──────── DATASET EXTRACT ────────
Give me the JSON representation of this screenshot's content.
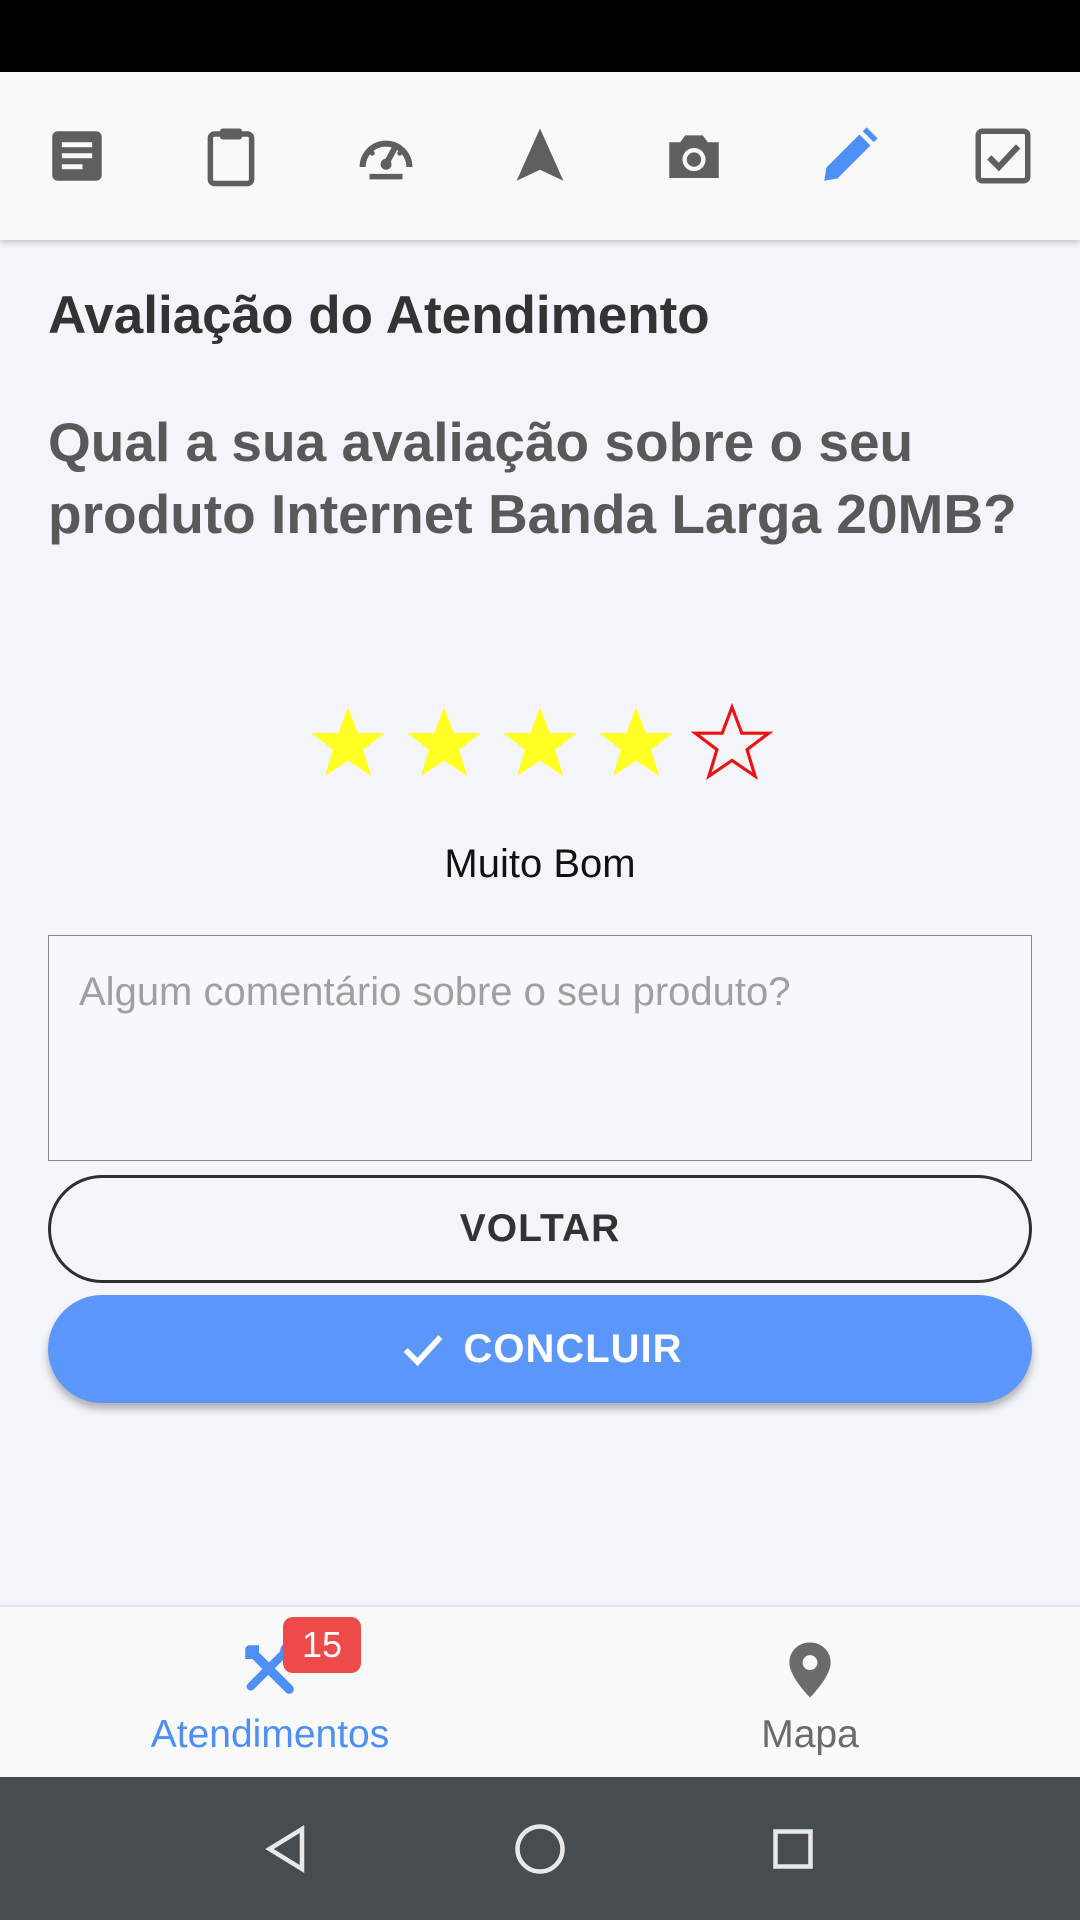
{
  "toolbar": {
    "icons": [
      "document-icon",
      "clipboard-icon",
      "speedometer-icon",
      "navigation-icon",
      "camera-icon",
      "pencil-icon",
      "checkbox-icon"
    ],
    "active": "pencil-icon",
    "active_color": "#4e8ff5",
    "inactive_color": "#5f5f5f"
  },
  "page": {
    "title": "Avaliação do Atendimento",
    "question": "Qual a sua avaliação sobre o seu produto Internet Banda Larga 20MB?"
  },
  "rating": {
    "value": 4,
    "max": 5,
    "label": "Muito Bom",
    "filled_color": "#ffff22",
    "empty_color": "#ee1111"
  },
  "comment": {
    "placeholder": "Algum comentário sobre o seu produto?",
    "value": ""
  },
  "buttons": {
    "back_label": "VOLTAR",
    "done_label": "CONCLUIR",
    "done_color": "#5b97fb"
  },
  "bottom_nav": {
    "items": [
      {
        "label": "Atendimentos",
        "icon": "tools-icon",
        "badge": "15",
        "active": true
      },
      {
        "label": "Mapa",
        "icon": "map-pin-icon",
        "active": false
      }
    ]
  },
  "system_nav": [
    "back-triangle-icon",
    "home-circle-icon",
    "recents-square-icon"
  ]
}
────────
**TASK**
Exclude the pictures. Write out the remaining data exactly.

**TASK OUTPUT**
Give me the JSON representation of this screenshot's content.
{
  "toolbar": {
    "icons": [
      "document-icon",
      "clipboard-icon",
      "speedometer-icon",
      "navigation-icon",
      "camera-icon",
      "pencil-icon",
      "checkbox-icon"
    ],
    "active": "pencil-icon",
    "active_color": "#4e8ff5",
    "inactive_color": "#5f5f5f"
  },
  "page": {
    "title": "Avaliação do Atendimento",
    "question": "Qual a sua avaliação sobre o seu produto Internet Banda Larga 20MB?"
  },
  "rating": {
    "value": 4,
    "max": 5,
    "label": "Muito Bom",
    "filled_color": "#ffff22",
    "empty_color": "#ee1111"
  },
  "comment": {
    "placeholder": "Algum comentário sobre o seu produto?",
    "value": ""
  },
  "buttons": {
    "back_label": "VOLTAR",
    "done_label": "CONCLUIR",
    "done_color": "#5b97fb"
  },
  "bottom_nav": {
    "items": [
      {
        "label": "Atendimentos",
        "icon": "tools-icon",
        "badge": "15",
        "active": true
      },
      {
        "label": "Mapa",
        "icon": "map-pin-icon",
        "active": false
      }
    ]
  },
  "system_nav": [
    "back-triangle-icon",
    "home-circle-icon",
    "recents-square-icon"
  ]
}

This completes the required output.